:: What is required ::
Can you restate the records below word for word?

⁂

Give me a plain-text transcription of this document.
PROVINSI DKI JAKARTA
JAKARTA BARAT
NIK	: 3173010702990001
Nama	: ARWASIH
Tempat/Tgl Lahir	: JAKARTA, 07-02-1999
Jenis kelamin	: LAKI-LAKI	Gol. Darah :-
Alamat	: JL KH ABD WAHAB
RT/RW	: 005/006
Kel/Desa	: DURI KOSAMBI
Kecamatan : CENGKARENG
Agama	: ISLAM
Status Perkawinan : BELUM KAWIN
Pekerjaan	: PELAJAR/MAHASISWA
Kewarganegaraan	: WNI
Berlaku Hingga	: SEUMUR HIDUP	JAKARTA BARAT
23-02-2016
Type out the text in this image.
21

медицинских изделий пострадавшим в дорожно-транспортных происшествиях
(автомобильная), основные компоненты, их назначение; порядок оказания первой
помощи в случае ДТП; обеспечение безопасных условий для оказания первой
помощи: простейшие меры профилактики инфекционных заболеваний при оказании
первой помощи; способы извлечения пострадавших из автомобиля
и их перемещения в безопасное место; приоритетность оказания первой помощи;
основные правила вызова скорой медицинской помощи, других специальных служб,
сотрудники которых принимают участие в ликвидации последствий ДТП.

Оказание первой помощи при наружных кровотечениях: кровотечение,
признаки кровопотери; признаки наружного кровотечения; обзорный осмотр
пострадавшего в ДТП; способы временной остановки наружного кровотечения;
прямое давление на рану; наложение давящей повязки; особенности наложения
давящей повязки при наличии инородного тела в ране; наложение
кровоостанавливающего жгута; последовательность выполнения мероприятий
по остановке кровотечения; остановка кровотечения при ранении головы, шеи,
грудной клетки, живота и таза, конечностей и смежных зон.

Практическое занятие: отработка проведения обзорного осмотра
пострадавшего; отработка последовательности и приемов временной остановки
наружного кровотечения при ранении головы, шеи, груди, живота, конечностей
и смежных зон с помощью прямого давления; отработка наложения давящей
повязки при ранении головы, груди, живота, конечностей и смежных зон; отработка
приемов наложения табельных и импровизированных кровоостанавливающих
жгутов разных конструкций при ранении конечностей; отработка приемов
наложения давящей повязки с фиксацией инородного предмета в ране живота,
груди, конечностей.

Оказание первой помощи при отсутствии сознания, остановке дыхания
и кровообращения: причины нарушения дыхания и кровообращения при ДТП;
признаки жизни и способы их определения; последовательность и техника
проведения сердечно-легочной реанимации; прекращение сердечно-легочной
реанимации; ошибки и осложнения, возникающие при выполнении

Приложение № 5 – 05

⁂

:: Solution for this exercise ::
Give me a plain-text transcription of this document.
PROVINSI DKI JAKARTA
JAKARTA BARAT
NIK	: 3173010702990001
Nama	: ARWASIH
Tempat/Tgl Lahir	: JAKARTA, 07-02-1999
Jenis kelamin	: LAKI-LAKI	Gol. Darah :-
Alamat	: JL KH ABD WAHAB
RT/RW	: 005/006
Kel/Desa	: DURI KOSAMBI
Kecamatan : CENGKARENG
Agama	: ISLAM
Status Perkawinan : BELUM KAWIN
Pekerjaan	: PELAJAR/MAHASISWA
Kewarganegaraan	: WNI
Berlaku Hingga	: SEUMUR HIDUP	JAKARTA BARAT
23-02-2016
Type out the text in this image.
21

медицинских изделий пострадавшим в дорожно-транспортных происшествиях
(автомобильная), основные компоненты, их назначение; порядок оказания первой
помощи в случае ДТП; обеспечение безопасных условий для оказания первой
помощи: простейшие меры профилактики инфекционных заболеваний при оказании
первой помощи; способы извлечения пострадавших из автомобиля
и их перемещения в безопасное место; приоритетность оказания первой помощи;
основные правила вызова скорой медицинской помощи, других специальных служб,
сотрудники которых принимают участие в ликвидации последствий ДТП.

Оказание первой помощи при наружных кровотечениях: кровотечение,
признаки кровопотери; признаки наружного кровотечения; обзорный осмотр
пострадавшего в ДТП; способы временной остановки наружного кровотечения;
прямое давление на рану; наложение давящей повязки; особенности наложения
давящей повязки при наличии инородного тела в ране; наложение
кровоостанавливающего жгута; последовательность выполнения мероприятий
по остановке кровотечения; остановка кровотечения при ранении головы, шеи,
грудной клетки, живота и таза, конечностей и смежных зон.

Практическое занятие: отработка проведения обзорного осмотра
пострадавшего; отработка последовательности и приемов временной остановки
наружного кровотечения при ранении головы, шеи, груди, живота, конечностей
и смежных зон с помощью прямого давления; отработка наложения давящей
повязки при ранении головы, груди, живота, конечностей и смежных зон; отработка
приемов наложения табельных и импровизированных кровоостанавливающих
жгутов разных конструкций при ранении конечностей; отработка приемов
наложения давящей повязки с фиксацией инородного предмета в ране живота,
груди, конечностей.

Оказание первой помощи при отсутствии сознания, остановке дыхания
и кровообращения: причины нарушения дыхания и кровообращения при ДТП;
признаки жизни и способы их определения; последовательность и техника
проведения сердечно-легочной реанимации; прекращение сердечно-легочной
реанимации; ошибки и осложнения, возникающие при выполнении

Приложение № 5 – 05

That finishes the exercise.